> **Entries shown**
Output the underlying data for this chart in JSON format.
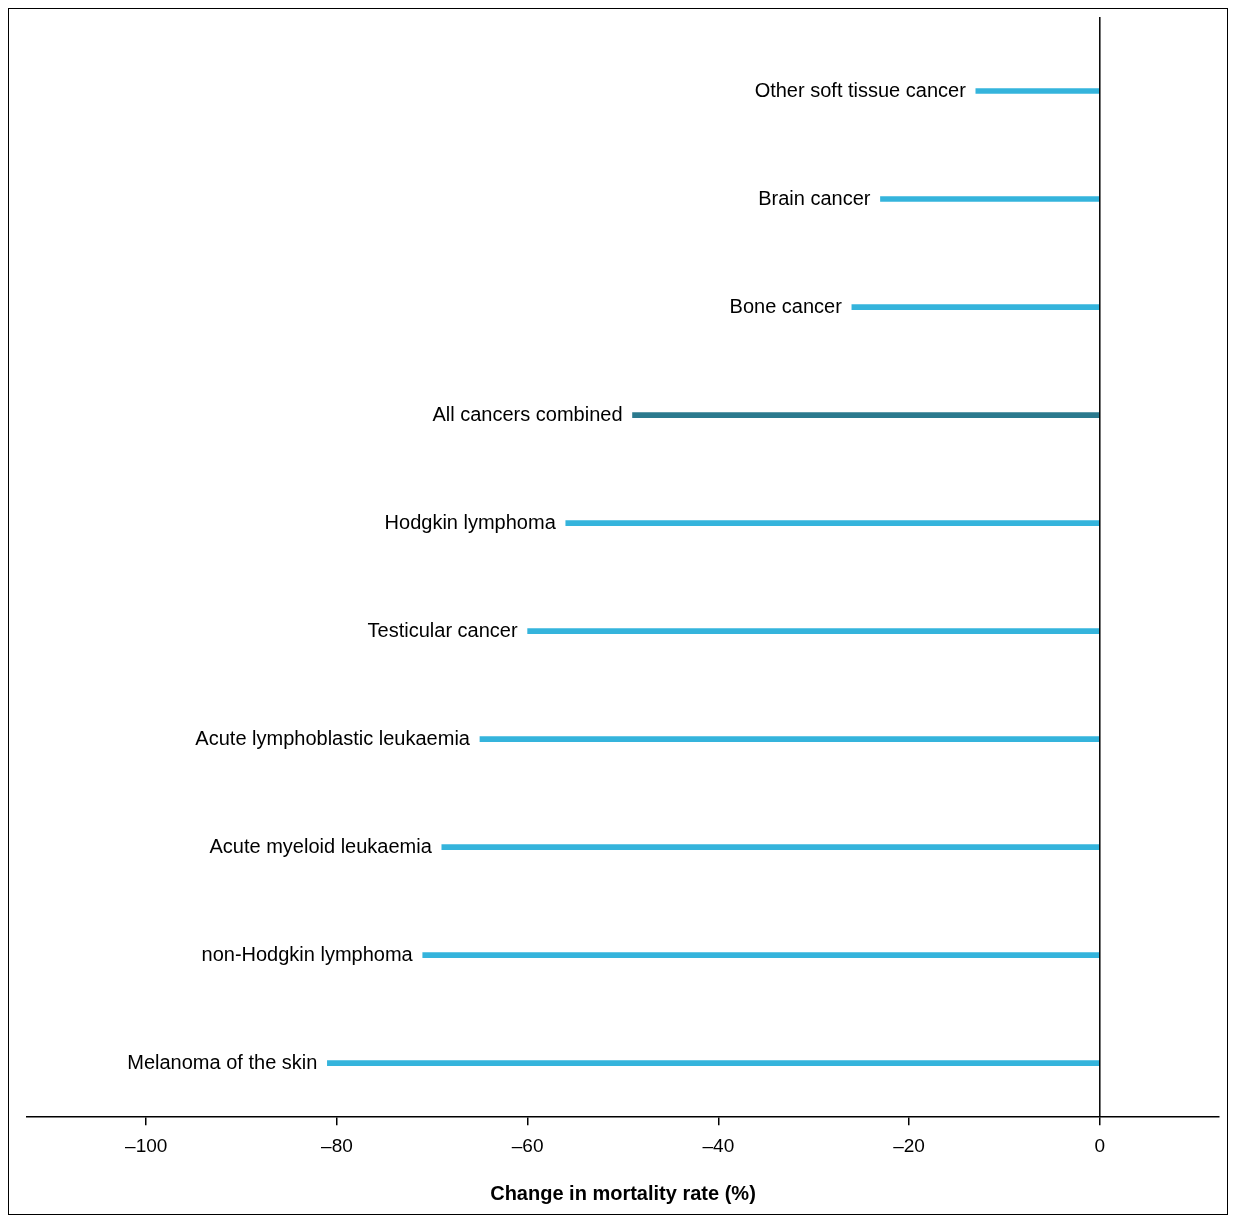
{
  "chart_data": {
    "type": "bar",
    "orientation": "horizontal",
    "xlabel": "Change in mortality rate (%)",
    "categories": [
      "Other soft tissue cancer",
      "Brain cancer",
      "Bone cancer",
      "All cancers combined",
      "Hodgkin lymphoma",
      "Testicular cancer",
      "Acute lymphoblastic leukaemia",
      "Acute myeloid leukaemia",
      "non-Hodgkin lymphoma",
      "Melanoma of the skin"
    ],
    "values": [
      -13,
      -23,
      -26,
      -49,
      -56,
      -60,
      -65,
      -69,
      -71,
      -81
    ],
    "colors": [
      "#35b4dc",
      "#35b4dc",
      "#35b4dc",
      "#2b7a8e",
      "#35b4dc",
      "#35b4dc",
      "#35b4dc",
      "#35b4dc",
      "#35b4dc",
      "#35b4dc"
    ],
    "xlim": [
      -112.5,
      12.5
    ],
    "xticks": [
      {
        "value": -100,
        "label": "–100"
      },
      {
        "value": -80,
        "label": "–80"
      },
      {
        "value": -60,
        "label": "–60"
      },
      {
        "value": -40,
        "label": "–40"
      },
      {
        "value": -20,
        "label": "–20"
      },
      {
        "value": 0,
        "label": "0"
      }
    ],
    "ref_lines": [
      {
        "axis": "x",
        "value": 0,
        "color": "#000000"
      }
    ],
    "grid": false,
    "legend": false
  }
}
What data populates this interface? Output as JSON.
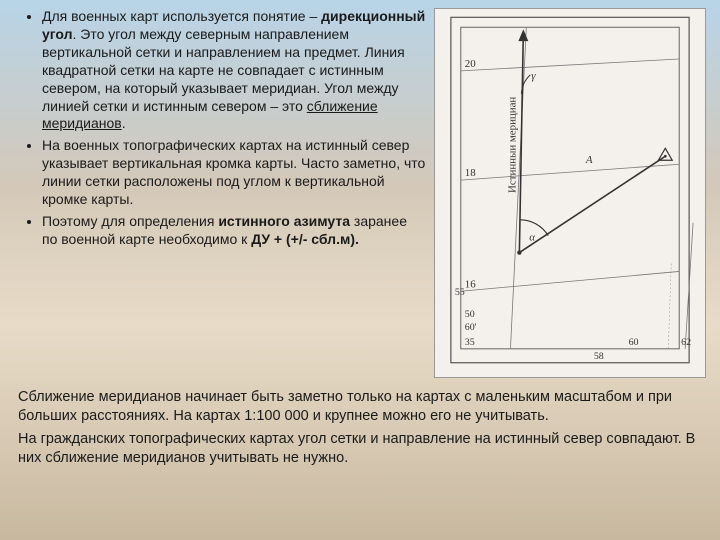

> **What the exercise asks**
Write the listing out a second time exactly, dropping all images.

> **Result for this exercise**
Output the underlying data for this chart in JSON format.
{
  "chart_data": {
    "type": "bar",
    "orientation": "horizontal",
    "xlabel": "Change in mortality rate (%)",
    "categories": [
      "Other soft tissue cancer",
      "Brain cancer",
      "Bone cancer",
      "All cancers combined",
      "Hodgkin lymphoma",
      "Testicular cancer",
      "Acute lymphoblastic leukaemia",
      "Acute myeloid leukaemia",
      "non-Hodgkin lymphoma",
      "Melanoma of the skin"
    ],
    "values": [
      -13,
      -23,
      -26,
      -49,
      -56,
      -60,
      -65,
      -69,
      -71,
      -81
    ],
    "colors": [
      "#35b4dc",
      "#35b4dc",
      "#35b4dc",
      "#2b7a8e",
      "#35b4dc",
      "#35b4dc",
      "#35b4dc",
      "#35b4dc",
      "#35b4dc",
      "#35b4dc"
    ],
    "xlim": [
      -112.5,
      12.5
    ],
    "xticks": [
      {
        "value": -100,
        "label": "–100"
      },
      {
        "value": -80,
        "label": "–80"
      },
      {
        "value": -60,
        "label": "–60"
      },
      {
        "value": -40,
        "label": "–40"
      },
      {
        "value": -20,
        "label": "–20"
      },
      {
        "value": 0,
        "label": "0"
      }
    ],
    "ref_lines": [
      {
        "axis": "x",
        "value": 0,
        "color": "#000000"
      }
    ],
    "grid": false,
    "legend": false
  }
}
What data populates this interface? Output as JSON.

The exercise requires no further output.